• [Exercise directions] Reproduce every entry exactly and leave its pictures out.

• [Data supplied]
==============================
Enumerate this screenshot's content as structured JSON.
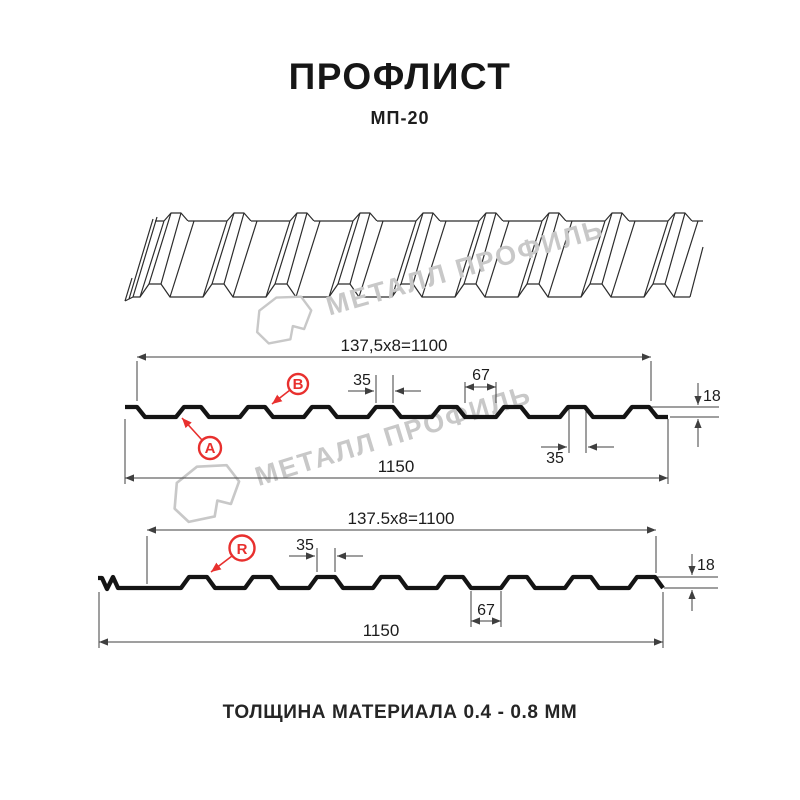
{
  "header": {
    "title": "ПРОФЛИСТ",
    "subtitle": "МП-20"
  },
  "footer": {
    "text": "ТОЛЩИНА МАТЕРИАЛА 0.4 - 0.8 ММ"
  },
  "watermark": {
    "text": "МЕТАЛЛ ПРОФИЛЬ"
  },
  "colors": {
    "accent_red": "#e8302e",
    "profile_line": "#141414",
    "dimension_line": "#3f3f3f",
    "watermark_gray": "#c8c8c8"
  },
  "section_top": {
    "dim_width_formula": "137,5x8=1100",
    "dim_total": "1150",
    "dim_crest": "35",
    "dim_valley": "67",
    "dim_height": "18",
    "dim_crest_bottom": "35",
    "label_a": "A",
    "label_b": "B"
  },
  "section_bottom": {
    "dim_width_formula": "137.5x8=1100",
    "dim_total": "1150",
    "dim_crest": "35",
    "dim_valley": "67",
    "dim_height": "18",
    "label_r": "R"
  }
}
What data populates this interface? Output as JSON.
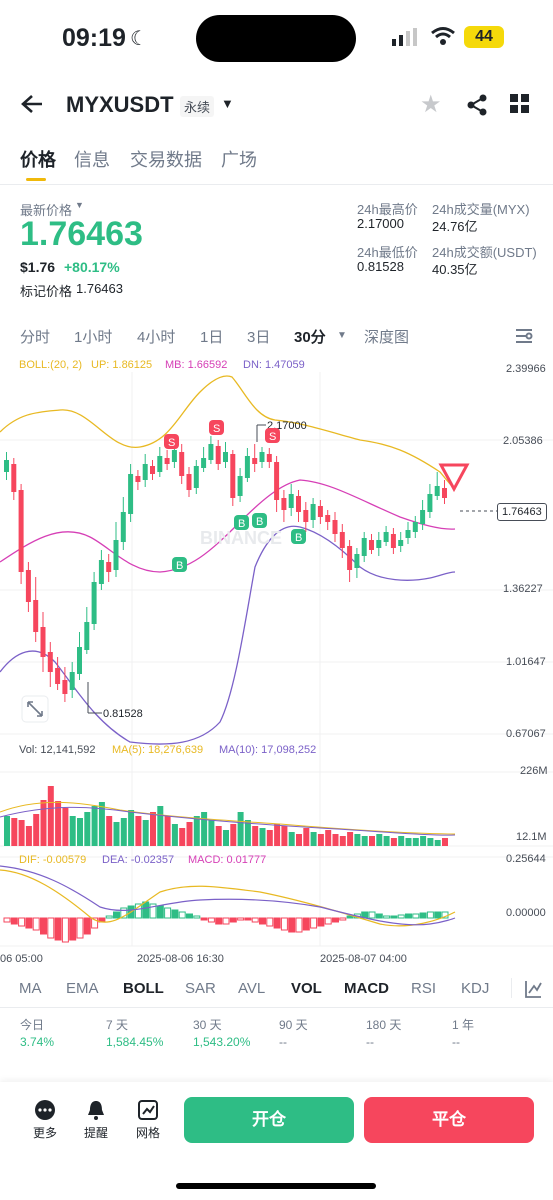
{
  "status_bar": {
    "time": "09:19",
    "battery": "44"
  },
  "header": {
    "symbol": "MYXUSDT",
    "contract_type": "永续"
  },
  "tabs": [
    {
      "label": "价格",
      "active": true
    },
    {
      "label": "信息",
      "active": false
    },
    {
      "label": "交易数据",
      "active": false
    },
    {
      "label": "广场",
      "active": false
    }
  ],
  "price": {
    "latest_label": "最新价格",
    "latest": "1.76463",
    "usd": "$1.76",
    "change": "+80.17%",
    "mark_label": "标记价格",
    "mark": "1.76463"
  },
  "stats": {
    "high_label": "24h最高价",
    "high": "2.17000",
    "vol_label": "24h成交量(MYX)",
    "vol": "24.76亿",
    "low_label": "24h最低价",
    "low": "0.81528",
    "amount_label": "24h成交额(USDT)",
    "amount": "40.35亿"
  },
  "timeframes": [
    "分时",
    "1小时",
    "4小时",
    "1日",
    "3日",
    "30分",
    "深度图"
  ],
  "active_timeframe": "30分",
  "boll_legend": {
    "title": "BOLL:(20, 2)",
    "up": "UP: 1.86125",
    "mb": "MB: 1.66592",
    "dn": "DN: 1.47059"
  },
  "price_axis": [
    "2.39966",
    "2.05386",
    "1.76463",
    "1.36227",
    "1.01647",
    "0.67067"
  ],
  "annotations": {
    "high": "2.17000",
    "low": "0.81528",
    "watermark": "BINANCE"
  },
  "vol_legend": {
    "vol": "Vol: 12,141,592",
    "ma5": "MA(5): 18,276,639",
    "ma10": "MA(10): 17,098,252"
  },
  "vol_axis": [
    "226M",
    "12.1M"
  ],
  "macd_legend": {
    "dif": "DIF: -0.00579",
    "dea": "DEA: -0.02357",
    "macd": "MACD: 0.01777"
  },
  "macd_axis": [
    "0.25644",
    "0.00000"
  ],
  "time_axis": [
    "06 05:00",
    "2025-08-06 16:30",
    "2025-08-07 04:00"
  ],
  "indicators": [
    "MA",
    "EMA",
    "BOLL",
    "SAR",
    "AVL",
    "VOL",
    "MACD",
    "RSI",
    "KDJ"
  ],
  "active_indicators": [
    "BOLL",
    "VOL",
    "MACD"
  ],
  "performance": [
    {
      "label": "今日",
      "value": "3.74%"
    },
    {
      "label": "7 天",
      "value": "1,584.45%"
    },
    {
      "label": "30 天",
      "value": "1,543.20%"
    },
    {
      "label": "90 天",
      "value": "--"
    },
    {
      "label": "180 天",
      "value": "--"
    },
    {
      "label": "1 年",
      "value": "--"
    }
  ],
  "bottom_bar": {
    "more": "更多",
    "alert": "提醒",
    "grid": "网格",
    "open": "开仓",
    "close": "平仓"
  },
  "colors": {
    "up": "#2ebd85",
    "down": "#f6465d",
    "accent": "#f0b90b",
    "boll_up": "#e8b923",
    "boll_mb": "#d63fb6",
    "boll_dn": "#7b61c8"
  }
}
==============================
• [Response below]
Enumerate this screenshot's content as structured JSON.
{
  "header": {
    "title": "ПРОФЛИСТ",
    "subtitle": "МП-20"
  },
  "footer": {
    "text": "ТОЛЩИНА МАТЕРИАЛА 0.4 - 0.8 ММ"
  },
  "watermark": {
    "text": "МЕТАЛЛ ПРОФИЛЬ"
  },
  "colors": {
    "accent_red": "#e8302e",
    "profile_line": "#141414",
    "dimension_line": "#3f3f3f",
    "watermark_gray": "#c8c8c8"
  },
  "section_top": {
    "dim_width_formula": "137,5x8=1100",
    "dim_total": "1150",
    "dim_crest": "35",
    "dim_valley": "67",
    "dim_height": "18",
    "dim_crest_bottom": "35",
    "label_a": "A",
    "label_b": "B"
  },
  "section_bottom": {
    "dim_width_formula": "137.5x8=1100",
    "dim_total": "1150",
    "dim_crest": "35",
    "dim_valley": "67",
    "dim_height": "18",
    "label_r": "R"
  }
}
What data populates this interface? Output as JSON.
{
  "status_bar": {
    "time": "09:19",
    "battery": "44"
  },
  "header": {
    "symbol": "MYXUSDT",
    "contract_type": "永续"
  },
  "tabs": [
    {
      "label": "价格",
      "active": true
    },
    {
      "label": "信息",
      "active": false
    },
    {
      "label": "交易数据",
      "active": false
    },
    {
      "label": "广场",
      "active": false
    }
  ],
  "price": {
    "latest_label": "最新价格",
    "latest": "1.76463",
    "usd": "$1.76",
    "change": "+80.17%",
    "mark_label": "标记价格",
    "mark": "1.76463"
  },
  "stats": {
    "high_label": "24h最高价",
    "high": "2.17000",
    "vol_label": "24h成交量(MYX)",
    "vol": "24.76亿",
    "low_label": "24h最低价",
    "low": "0.81528",
    "amount_label": "24h成交额(USDT)",
    "amount": "40.35亿"
  },
  "timeframes": [
    "分时",
    "1小时",
    "4小时",
    "1日",
    "3日",
    "30分",
    "深度图"
  ],
  "active_timeframe": "30分",
  "boll_legend": {
    "title": "BOLL:(20, 2)",
    "up": "UP: 1.86125",
    "mb": "MB: 1.66592",
    "dn": "DN: 1.47059"
  },
  "price_axis": [
    "2.39966",
    "2.05386",
    "1.76463",
    "1.36227",
    "1.01647",
    "0.67067"
  ],
  "annotations": {
    "high": "2.17000",
    "low": "0.81528",
    "watermark": "BINANCE"
  },
  "vol_legend": {
    "vol": "Vol: 12,141,592",
    "ma5": "MA(5): 18,276,639",
    "ma10": "MA(10): 17,098,252"
  },
  "vol_axis": [
    "226M",
    "12.1M"
  ],
  "macd_legend": {
    "dif": "DIF: -0.00579",
    "dea": "DEA: -0.02357",
    "macd": "MACD: 0.01777"
  },
  "macd_axis": [
    "0.25644",
    "0.00000"
  ],
  "time_axis": [
    "06 05:00",
    "2025-08-06 16:30",
    "2025-08-07 04:00"
  ],
  "indicators": [
    "MA",
    "EMA",
    "BOLL",
    "SAR",
    "AVL",
    "VOL",
    "MACD",
    "RSI",
    "KDJ"
  ],
  "active_indicators": [
    "BOLL",
    "VOL",
    "MACD"
  ],
  "performance": [
    {
      "label": "今日",
      "value": "3.74%"
    },
    {
      "label": "7 天",
      "value": "1,584.45%"
    },
    {
      "label": "30 天",
      "value": "1,543.20%"
    },
    {
      "label": "90 天",
      "value": "--"
    },
    {
      "label": "180 天",
      "value": "--"
    },
    {
      "label": "1 年",
      "value": "--"
    }
  ],
  "bottom_bar": {
    "more": "更多",
    "alert": "提醒",
    "grid": "网格",
    "open": "开仓",
    "close": "平仓"
  },
  "colors": {
    "up": "#2ebd85",
    "down": "#f6465d",
    "accent": "#f0b90b",
    "boll_up": "#e8b923",
    "boll_mb": "#d63fb6",
    "boll_dn": "#7b61c8"
  }
}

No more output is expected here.